WRITTEN INSTRUCTION:
Copy, without changes, the lines of the material below from the line containing "photo-detail — [279, 130, 313, 174]" to the line containing "post-text-part: 期待 — [234, 90, 262, 106]", including both of those lines.

== SUPPLIED DATA ==

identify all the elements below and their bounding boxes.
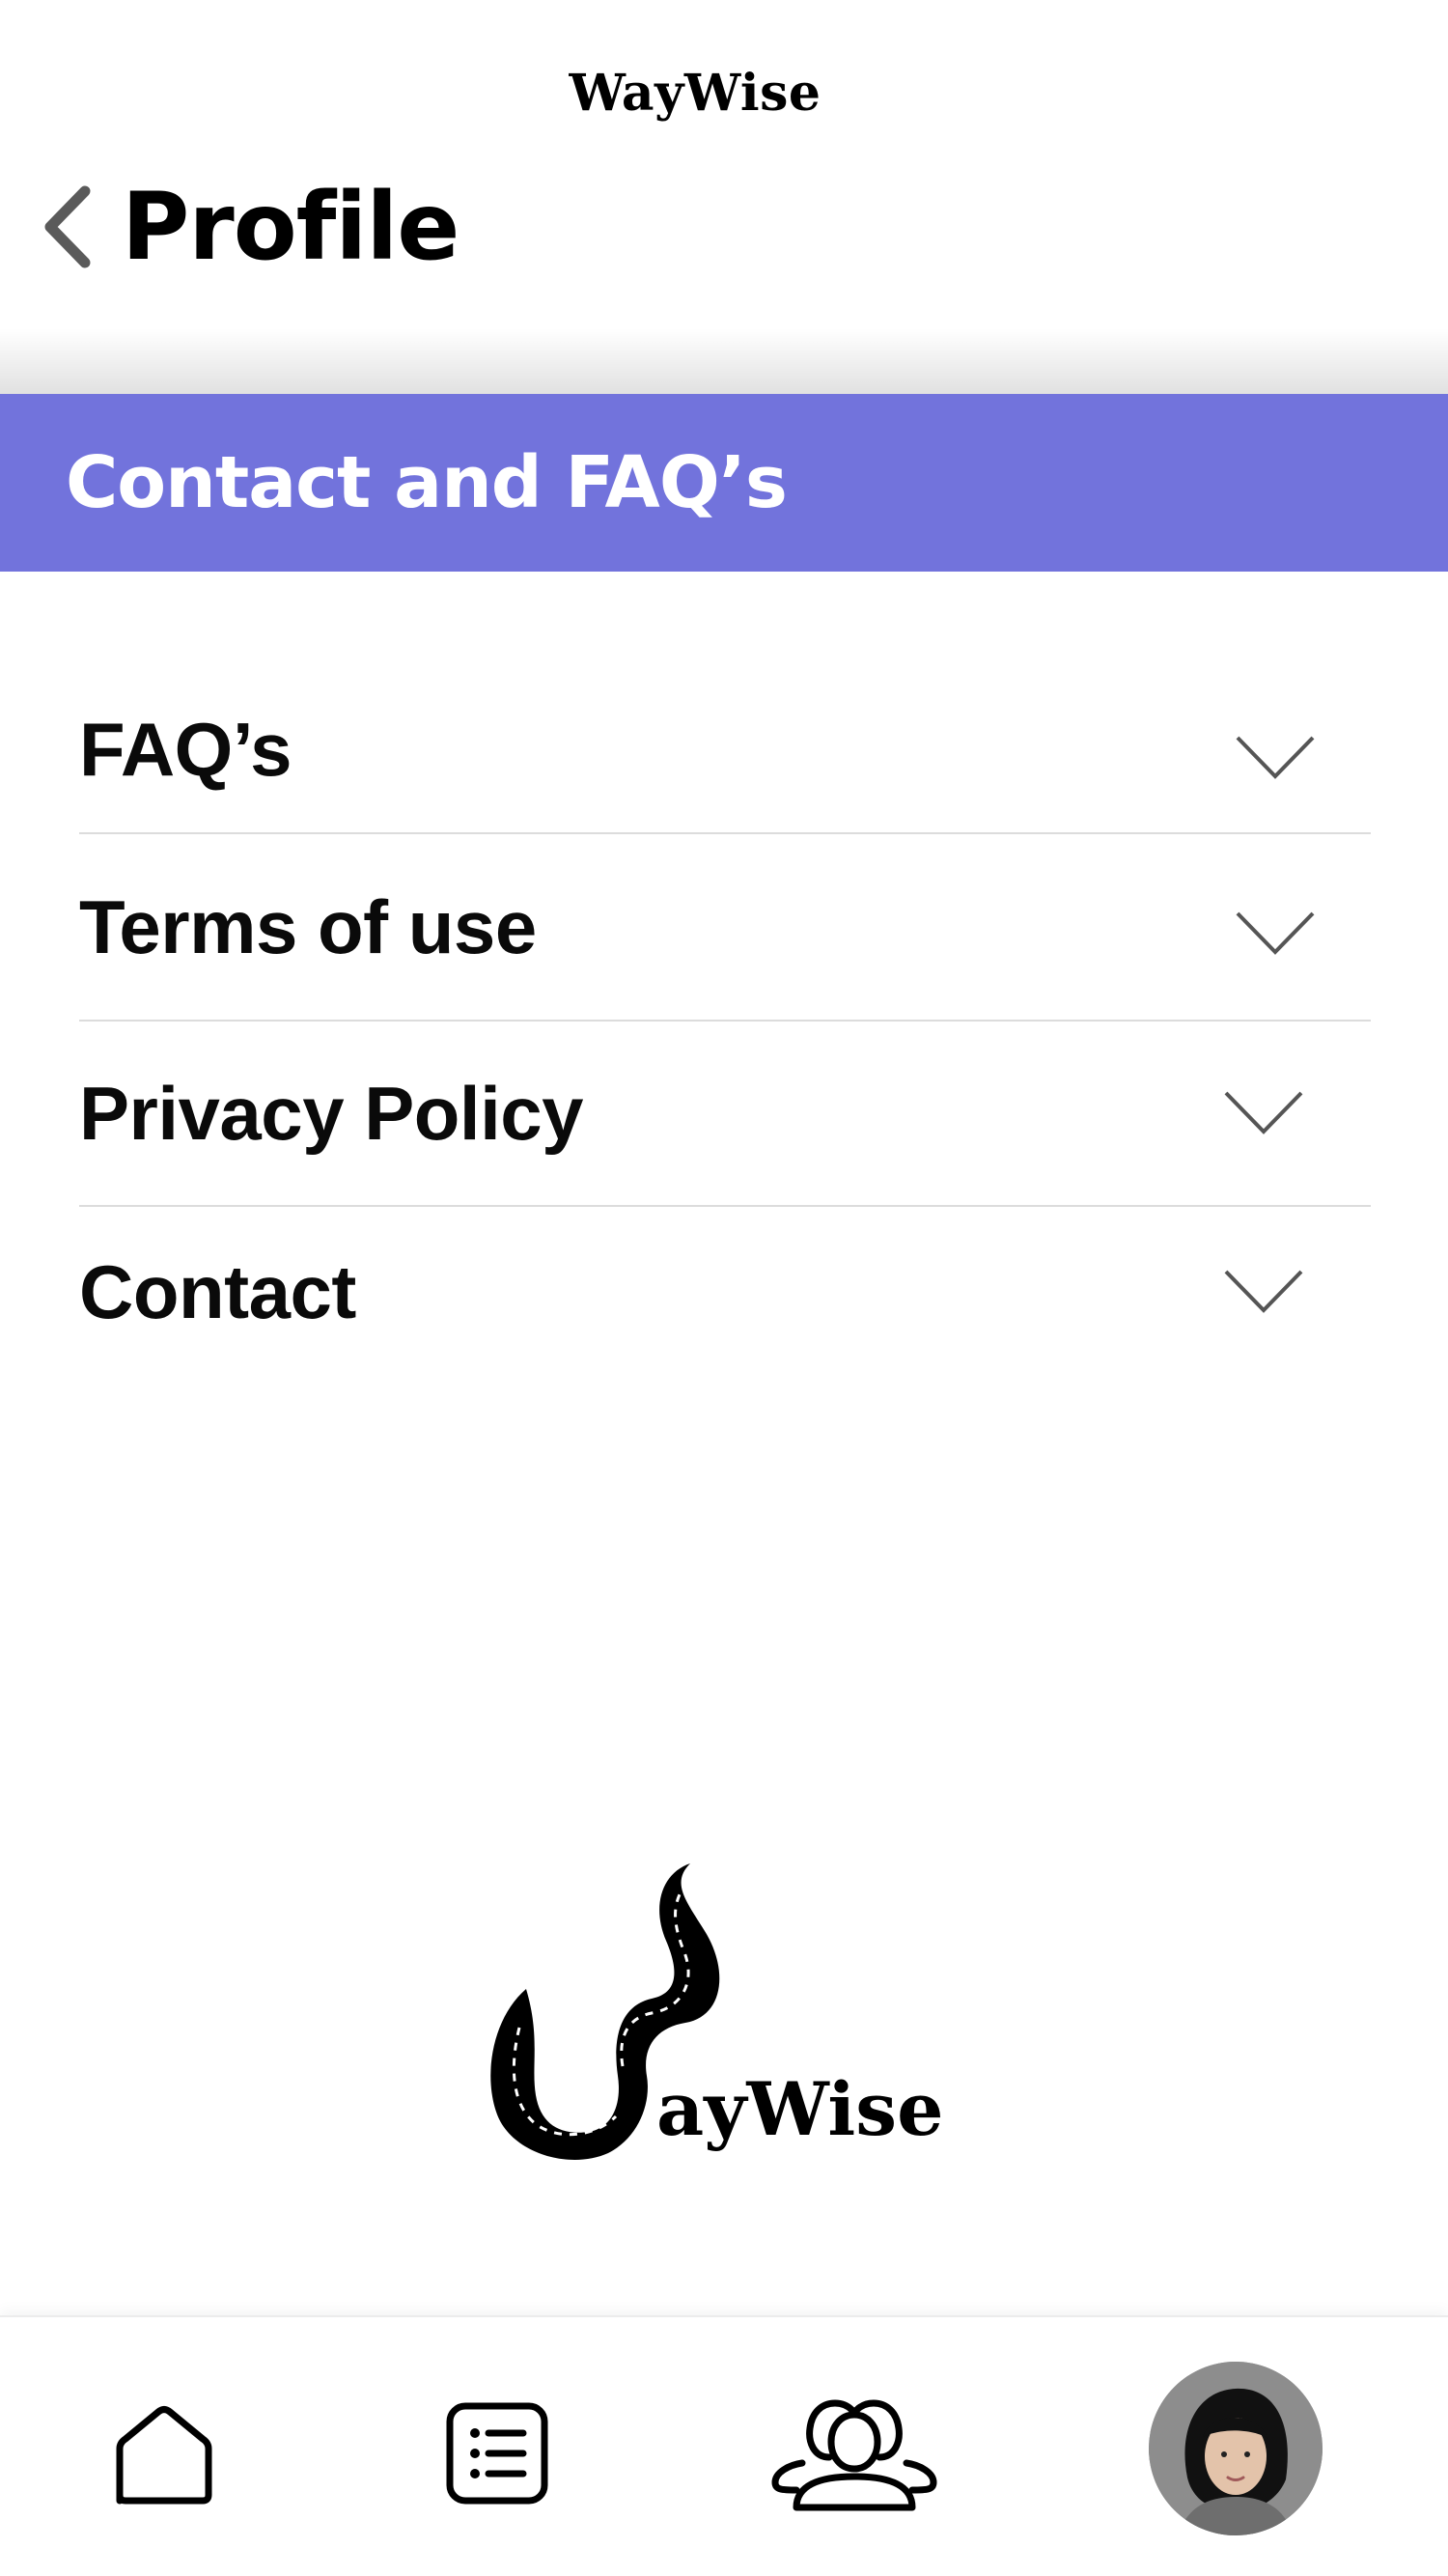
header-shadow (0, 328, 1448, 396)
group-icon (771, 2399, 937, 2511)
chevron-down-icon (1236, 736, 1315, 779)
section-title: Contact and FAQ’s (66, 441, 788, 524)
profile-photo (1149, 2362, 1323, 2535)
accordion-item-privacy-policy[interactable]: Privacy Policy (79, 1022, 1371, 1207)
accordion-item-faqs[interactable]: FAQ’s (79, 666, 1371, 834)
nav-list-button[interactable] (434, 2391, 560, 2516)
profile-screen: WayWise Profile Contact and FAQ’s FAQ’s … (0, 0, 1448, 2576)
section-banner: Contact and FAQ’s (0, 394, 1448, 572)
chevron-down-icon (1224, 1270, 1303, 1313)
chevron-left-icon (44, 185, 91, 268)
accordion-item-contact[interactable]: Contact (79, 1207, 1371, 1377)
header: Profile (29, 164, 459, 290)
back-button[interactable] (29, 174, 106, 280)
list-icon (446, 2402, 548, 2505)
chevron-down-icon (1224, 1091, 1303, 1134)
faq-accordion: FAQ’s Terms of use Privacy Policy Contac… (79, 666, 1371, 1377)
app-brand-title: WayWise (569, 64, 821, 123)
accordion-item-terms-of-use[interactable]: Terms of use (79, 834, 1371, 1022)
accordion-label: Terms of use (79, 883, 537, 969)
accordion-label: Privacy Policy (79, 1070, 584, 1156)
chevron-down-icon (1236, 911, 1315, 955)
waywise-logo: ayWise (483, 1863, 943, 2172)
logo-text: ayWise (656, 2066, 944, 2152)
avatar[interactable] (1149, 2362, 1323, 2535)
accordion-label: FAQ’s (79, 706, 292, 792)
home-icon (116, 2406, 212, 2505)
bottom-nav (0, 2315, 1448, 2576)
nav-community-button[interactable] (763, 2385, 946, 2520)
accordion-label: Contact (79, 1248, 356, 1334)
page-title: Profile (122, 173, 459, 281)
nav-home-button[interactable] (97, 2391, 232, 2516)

===
== SUPPLIED DATA ==

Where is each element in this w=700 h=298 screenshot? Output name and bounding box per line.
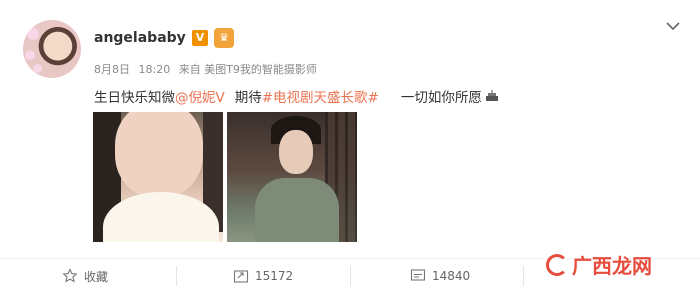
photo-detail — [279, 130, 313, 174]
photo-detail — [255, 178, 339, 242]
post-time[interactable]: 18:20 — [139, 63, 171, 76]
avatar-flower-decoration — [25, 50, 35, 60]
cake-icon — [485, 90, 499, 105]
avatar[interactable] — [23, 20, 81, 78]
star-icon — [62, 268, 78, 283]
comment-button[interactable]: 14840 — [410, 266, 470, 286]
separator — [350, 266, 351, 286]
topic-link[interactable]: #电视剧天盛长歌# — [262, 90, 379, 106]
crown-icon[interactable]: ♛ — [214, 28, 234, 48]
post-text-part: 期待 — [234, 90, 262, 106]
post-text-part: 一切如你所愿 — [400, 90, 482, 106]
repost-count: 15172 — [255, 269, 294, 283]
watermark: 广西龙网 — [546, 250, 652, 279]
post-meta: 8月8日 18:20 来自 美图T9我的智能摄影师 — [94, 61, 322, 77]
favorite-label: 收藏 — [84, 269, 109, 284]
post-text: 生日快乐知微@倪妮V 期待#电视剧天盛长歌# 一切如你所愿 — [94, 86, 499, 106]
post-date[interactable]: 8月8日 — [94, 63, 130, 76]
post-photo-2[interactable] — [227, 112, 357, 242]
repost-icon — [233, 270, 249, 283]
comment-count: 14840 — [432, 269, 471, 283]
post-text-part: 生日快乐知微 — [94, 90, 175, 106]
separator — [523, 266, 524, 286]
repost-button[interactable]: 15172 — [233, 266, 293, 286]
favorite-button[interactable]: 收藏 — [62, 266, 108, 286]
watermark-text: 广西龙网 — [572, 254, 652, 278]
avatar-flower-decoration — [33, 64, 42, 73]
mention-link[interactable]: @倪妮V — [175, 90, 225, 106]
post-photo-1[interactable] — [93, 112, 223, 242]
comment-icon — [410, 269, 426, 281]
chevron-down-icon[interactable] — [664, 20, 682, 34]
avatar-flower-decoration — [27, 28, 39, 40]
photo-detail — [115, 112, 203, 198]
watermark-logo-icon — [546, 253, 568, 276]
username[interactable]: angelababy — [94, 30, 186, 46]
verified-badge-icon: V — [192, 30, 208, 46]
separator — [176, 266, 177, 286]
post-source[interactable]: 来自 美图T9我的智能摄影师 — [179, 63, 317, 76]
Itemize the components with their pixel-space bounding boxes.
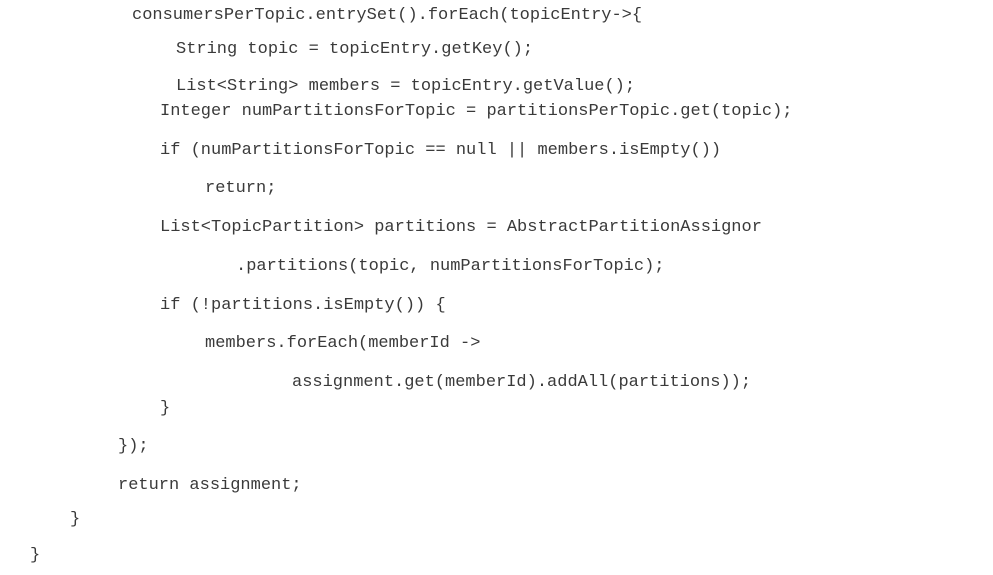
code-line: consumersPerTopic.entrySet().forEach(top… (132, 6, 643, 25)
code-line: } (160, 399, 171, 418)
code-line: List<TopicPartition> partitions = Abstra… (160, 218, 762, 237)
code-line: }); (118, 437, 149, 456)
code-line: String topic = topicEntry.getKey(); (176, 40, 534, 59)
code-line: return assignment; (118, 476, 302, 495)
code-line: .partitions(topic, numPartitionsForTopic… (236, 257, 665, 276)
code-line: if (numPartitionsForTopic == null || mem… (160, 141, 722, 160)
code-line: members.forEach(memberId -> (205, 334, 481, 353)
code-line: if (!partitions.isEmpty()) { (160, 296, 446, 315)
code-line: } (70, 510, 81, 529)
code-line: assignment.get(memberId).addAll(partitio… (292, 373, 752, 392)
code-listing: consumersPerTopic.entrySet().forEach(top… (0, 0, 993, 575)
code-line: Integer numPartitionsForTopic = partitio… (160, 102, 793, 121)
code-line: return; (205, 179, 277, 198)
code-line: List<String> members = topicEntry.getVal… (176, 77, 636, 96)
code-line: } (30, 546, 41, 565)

===

TASK RESULT:
photo-detail — [279, 130, 313, 174]
photo-detail — [255, 178, 339, 242]
post-time[interactable]: 18:20 — [139, 63, 171, 76]
avatar-flower-decoration — [25, 50, 35, 60]
cake-icon — [485, 90, 499, 105]
avatar[interactable] — [23, 20, 81, 78]
star-icon — [62, 268, 78, 283]
comment-button[interactable]: 14840 — [410, 266, 470, 286]
separator — [350, 266, 351, 286]
topic-link[interactable]: #电视剧天盛长歌# — [262, 90, 379, 106]
crown-icon[interactable]: ♛ — [214, 28, 234, 48]
post-text-part: 期待 — [234, 90, 262, 106]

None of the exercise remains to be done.